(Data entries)
════════════════════

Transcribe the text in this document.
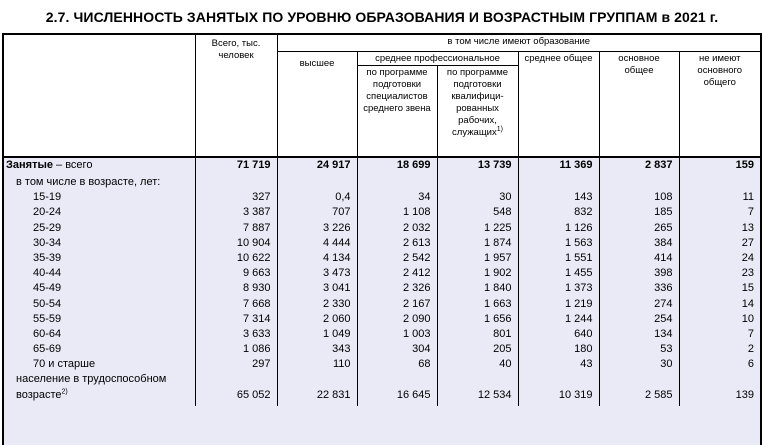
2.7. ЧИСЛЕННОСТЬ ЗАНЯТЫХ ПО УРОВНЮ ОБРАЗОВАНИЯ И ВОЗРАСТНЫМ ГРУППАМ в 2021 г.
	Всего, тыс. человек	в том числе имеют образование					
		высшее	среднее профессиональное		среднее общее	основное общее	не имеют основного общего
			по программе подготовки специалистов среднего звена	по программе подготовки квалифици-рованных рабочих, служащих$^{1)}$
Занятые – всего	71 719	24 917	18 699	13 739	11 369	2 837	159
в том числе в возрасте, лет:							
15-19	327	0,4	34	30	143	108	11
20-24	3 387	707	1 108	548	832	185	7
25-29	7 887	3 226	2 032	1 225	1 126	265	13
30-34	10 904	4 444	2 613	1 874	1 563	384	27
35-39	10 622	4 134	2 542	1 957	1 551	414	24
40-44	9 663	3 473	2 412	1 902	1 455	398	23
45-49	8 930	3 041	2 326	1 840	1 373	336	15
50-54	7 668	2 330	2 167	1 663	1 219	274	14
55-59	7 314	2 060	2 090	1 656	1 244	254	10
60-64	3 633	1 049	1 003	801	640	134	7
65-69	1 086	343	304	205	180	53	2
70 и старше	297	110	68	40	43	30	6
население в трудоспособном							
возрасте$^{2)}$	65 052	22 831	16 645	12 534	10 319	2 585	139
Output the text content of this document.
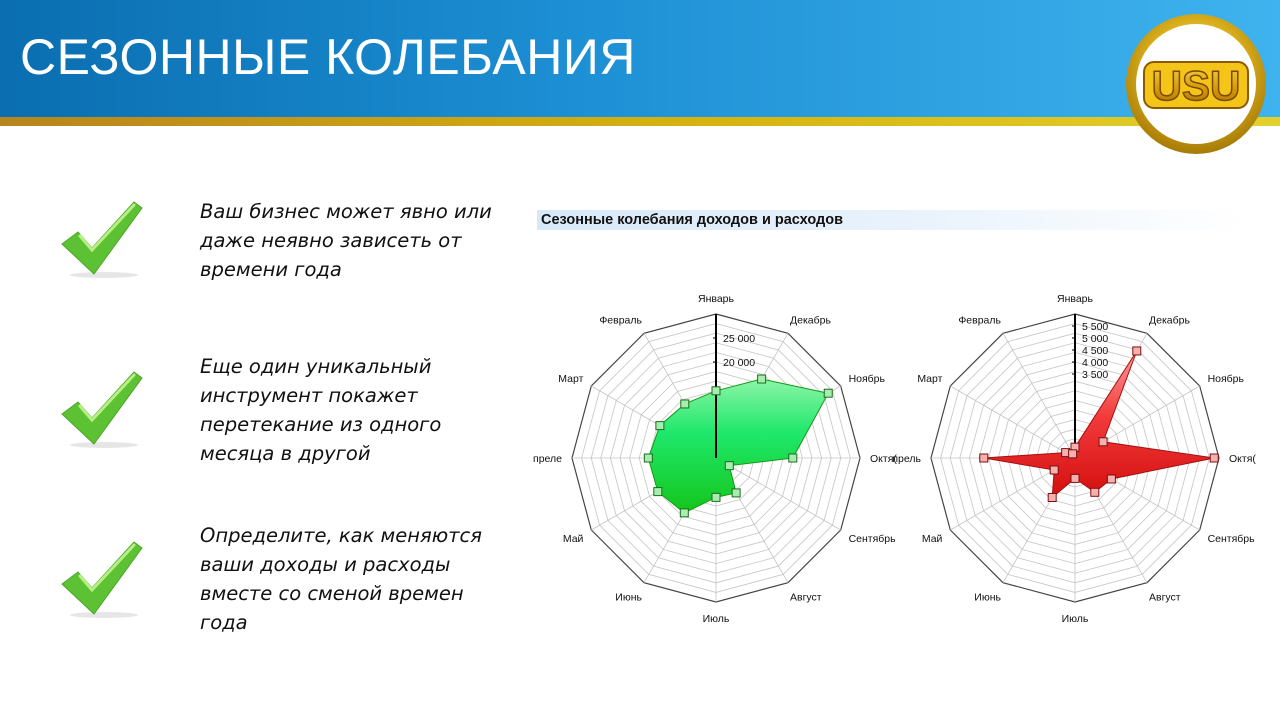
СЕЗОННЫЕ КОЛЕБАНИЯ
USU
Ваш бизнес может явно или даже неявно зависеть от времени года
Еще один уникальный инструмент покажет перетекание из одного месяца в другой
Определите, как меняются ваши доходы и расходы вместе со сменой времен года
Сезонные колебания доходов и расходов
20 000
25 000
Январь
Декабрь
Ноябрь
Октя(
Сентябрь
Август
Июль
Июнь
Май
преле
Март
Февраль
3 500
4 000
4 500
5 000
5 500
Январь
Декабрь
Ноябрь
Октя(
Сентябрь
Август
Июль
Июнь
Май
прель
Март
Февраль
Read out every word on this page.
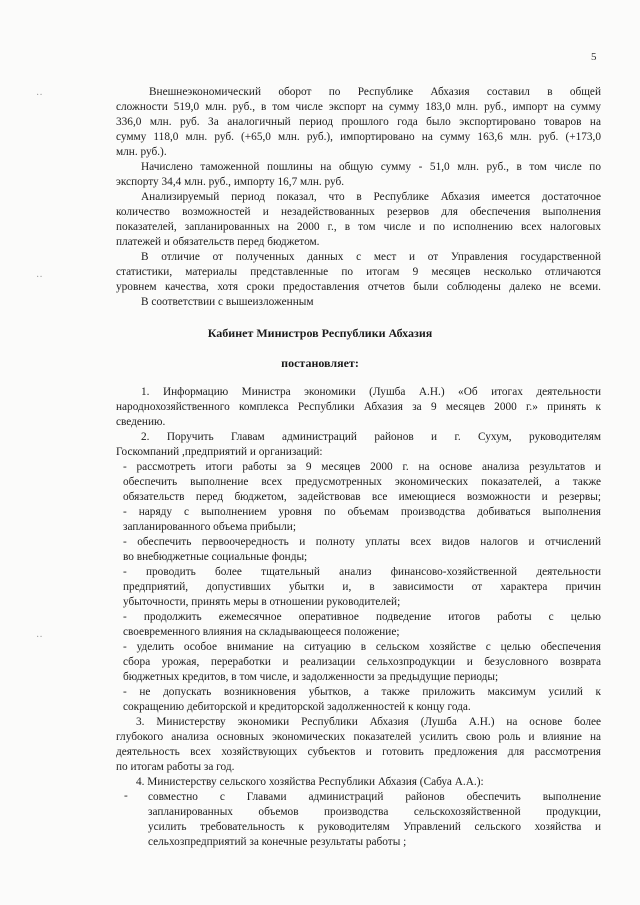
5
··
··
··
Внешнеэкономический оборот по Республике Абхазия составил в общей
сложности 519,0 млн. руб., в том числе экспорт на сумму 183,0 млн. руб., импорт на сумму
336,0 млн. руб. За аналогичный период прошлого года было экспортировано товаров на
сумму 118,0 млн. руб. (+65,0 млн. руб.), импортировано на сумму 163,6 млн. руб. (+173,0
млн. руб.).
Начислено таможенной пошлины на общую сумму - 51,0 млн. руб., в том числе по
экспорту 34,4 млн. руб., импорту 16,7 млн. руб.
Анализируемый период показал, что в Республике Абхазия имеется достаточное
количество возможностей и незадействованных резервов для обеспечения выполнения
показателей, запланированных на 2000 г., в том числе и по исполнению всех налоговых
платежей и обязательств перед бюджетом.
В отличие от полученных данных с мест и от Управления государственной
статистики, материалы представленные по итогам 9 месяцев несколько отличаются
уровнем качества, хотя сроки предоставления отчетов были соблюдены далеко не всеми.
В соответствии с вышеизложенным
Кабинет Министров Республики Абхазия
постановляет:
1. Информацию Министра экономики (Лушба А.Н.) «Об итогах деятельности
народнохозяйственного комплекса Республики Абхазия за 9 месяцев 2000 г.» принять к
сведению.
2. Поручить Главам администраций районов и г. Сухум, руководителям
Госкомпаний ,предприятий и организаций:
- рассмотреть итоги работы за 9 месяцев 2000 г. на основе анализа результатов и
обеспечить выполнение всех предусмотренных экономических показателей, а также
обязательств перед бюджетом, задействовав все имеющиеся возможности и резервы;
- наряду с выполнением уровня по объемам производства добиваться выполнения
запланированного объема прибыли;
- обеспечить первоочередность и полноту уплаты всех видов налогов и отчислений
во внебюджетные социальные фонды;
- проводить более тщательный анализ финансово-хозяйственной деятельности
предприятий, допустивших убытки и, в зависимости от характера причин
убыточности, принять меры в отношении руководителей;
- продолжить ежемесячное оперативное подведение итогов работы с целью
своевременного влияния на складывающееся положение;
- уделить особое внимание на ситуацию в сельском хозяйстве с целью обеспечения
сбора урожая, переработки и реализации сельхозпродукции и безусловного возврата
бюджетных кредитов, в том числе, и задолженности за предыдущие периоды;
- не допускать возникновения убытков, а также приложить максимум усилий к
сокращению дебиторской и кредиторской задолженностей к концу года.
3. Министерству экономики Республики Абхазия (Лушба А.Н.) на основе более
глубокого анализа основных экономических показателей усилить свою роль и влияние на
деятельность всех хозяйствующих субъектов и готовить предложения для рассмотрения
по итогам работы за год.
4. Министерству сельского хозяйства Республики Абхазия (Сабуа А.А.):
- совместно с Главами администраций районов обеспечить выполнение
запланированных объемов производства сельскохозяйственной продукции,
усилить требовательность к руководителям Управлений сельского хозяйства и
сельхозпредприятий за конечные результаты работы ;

════════════════════

What needs to be done - Each record above is to be restated exactly, with its pictures removed from the copy.

Problem solution -
Transcribe the text in this document.
2.7. ЧИСЛЕННОСТЬ ЗАНЯТЫХ ПО УРОВНЮ ОБРАЗОВАНИЯ И ВОЗРАСТНЫМ ГРУППАМ в 2021 г.
	Всего, тыс. человек	в том числе имеют образование					
		высшее	среднее профессиональное		среднее общее	основное общее	не имеют основного общего
			по программе подготовки специалистов среднего звена	по программе подготовки квалифици-рованных рабочих, служащих$^{1)}$
Занятые – всего	71 719	24 917	18 699	13 739	11 369	2 837	159
в том числе в возрасте, лет:							
15-19	327	0,4	34	30	143	108	11
20-24	3 387	707	1 108	548	832	185	7
25-29	7 887	3 226	2 032	1 225	1 126	265	13
30-34	10 904	4 444	2 613	1 874	1 563	384	27
35-39	10 622	4 134	2 542	1 957	1 551	414	24
40-44	9 663	3 473	2 412	1 902	1 455	398	23
45-49	8 930	3 041	2 326	1 840	1 373	336	15
50-54	7 668	2 330	2 167	1 663	1 219	274	14
55-59	7 314	2 060	2 090	1 656	1 244	254	10
60-64	3 633	1 049	1 003	801	640	134	7
65-69	1 086	343	304	205	180	53	2
70 и старше	297	110	68	40	43	30	6
население в трудоспособном							
возрасте$^{2)}$	65 052	22 831	16 645	12 534	10 319	2 585	139
Output the text content of this document.
СЕЗОННЫЕ КОЛЕБАНИЯ
USU
Ваш бизнес может явно или даже неявно зависеть от времени года
Еще один уникальный инструмент покажет перетекание из одного месяца в другой
Определите, как меняются ваши доходы и расходы вместе со сменой времен года
Сезонные колебания доходов и расходов
20 000
25 000
Январь
Декабрь
Ноябрь
Октя(
Сентябрь
Август
Июль
Июнь
Май
преле
Март
Февраль
3 500
4 000
4 500
5 000
5 500
Январь
Декабрь
Ноябрь
Октя(
Сентябрь
Август
Июль
Июнь
Май
прель
Март
Февраль
Read out every word on this page.
5
··
··
··
Внешнеэкономический оборот по Республике Абхазия составил в общей
сложности 519,0 млн. руб., в том числе экспорт на сумму 183,0 млн. руб., импорт на сумму
336,0 млн. руб. За аналогичный период прошлого года было экспортировано товаров на
сумму 118,0 млн. руб. (+65,0 млн. руб.), импортировано на сумму 163,6 млн. руб. (+173,0
млн. руб.).
Начислено таможенной пошлины на общую сумму - 51,0 млн. руб., в том числе по
экспорту 34,4 млн. руб., импорту 16,7 млн. руб.
Анализируемый период показал, что в Республике Абхазия имеется достаточное
количество возможностей и незадействованных резервов для обеспечения выполнения
показателей, запланированных на 2000 г., в том числе и по исполнению всех налоговых
платежей и обязательств перед бюджетом.
В отличие от полученных данных с мест и от Управления государственной
статистики, материалы представленные по итогам 9 месяцев несколько отличаются
уровнем качества, хотя сроки предоставления отчетов были соблюдены далеко не всеми.
В соответствии с вышеизложенным
Кабинет Министров Республики Абхазия
постановляет:
1. Информацию Министра экономики (Лушба А.Н.) «Об итогах деятельности
народнохозяйственного комплекса Республики Абхазия за 9 месяцев 2000 г.» принять к
сведению.
2. Поручить Главам администраций районов и г. Сухум, руководителям
Госкомпаний ,предприятий и организаций:
- рассмотреть итоги работы за 9 месяцев 2000 г. на основе анализа результатов и
обеспечить выполнение всех предусмотренных экономических показателей, а также
обязательств перед бюджетом, задействовав все имеющиеся возможности и резервы;
- наряду с выполнением уровня по объемам производства добиваться выполнения
запланированного объема прибыли;
- обеспечить первоочередность и полноту уплаты всех видов налогов и отчислений
во внебюджетные социальные фонды;
- проводить более тщательный анализ финансово-хозяйственной деятельности
предприятий, допустивших убытки и, в зависимости от характера причин
убыточности, принять меры в отношении руководителей;
- продолжить ежемесячное оперативное подведение итогов работы с целью
своевременного влияния на складывающееся положение;
- уделить особое внимание на ситуацию в сельском хозяйстве с целью обеспечения
сбора урожая, переработки и реализации сельхозпродукции и безусловного возврата
бюджетных кредитов, в том числе, и задолженности за предыдущие периоды;
- не допускать возникновения убытков, а также приложить максимум усилий к
сокращению дебиторской и кредиторской задолженностей к концу года.
3. Министерству экономики Республики Абхазия (Лушба А.Н.) на основе более
глубокого анализа основных экономических показателей усилить свою роль и влияние на
деятельность всех хозяйствующих субъектов и готовить предложения для рассмотрения
по итогам работы за год.
4. Министерству сельского хозяйства Республики Абхазия (Сабуа А.А.):
- совместно с Главами администраций районов обеспечить выполнение
запланированных объемов производства сельскохозяйственной продукции,
усилить требовательность к руководителям Управлений сельского хозяйства и
сельхозпредприятий за конечные результаты работы ;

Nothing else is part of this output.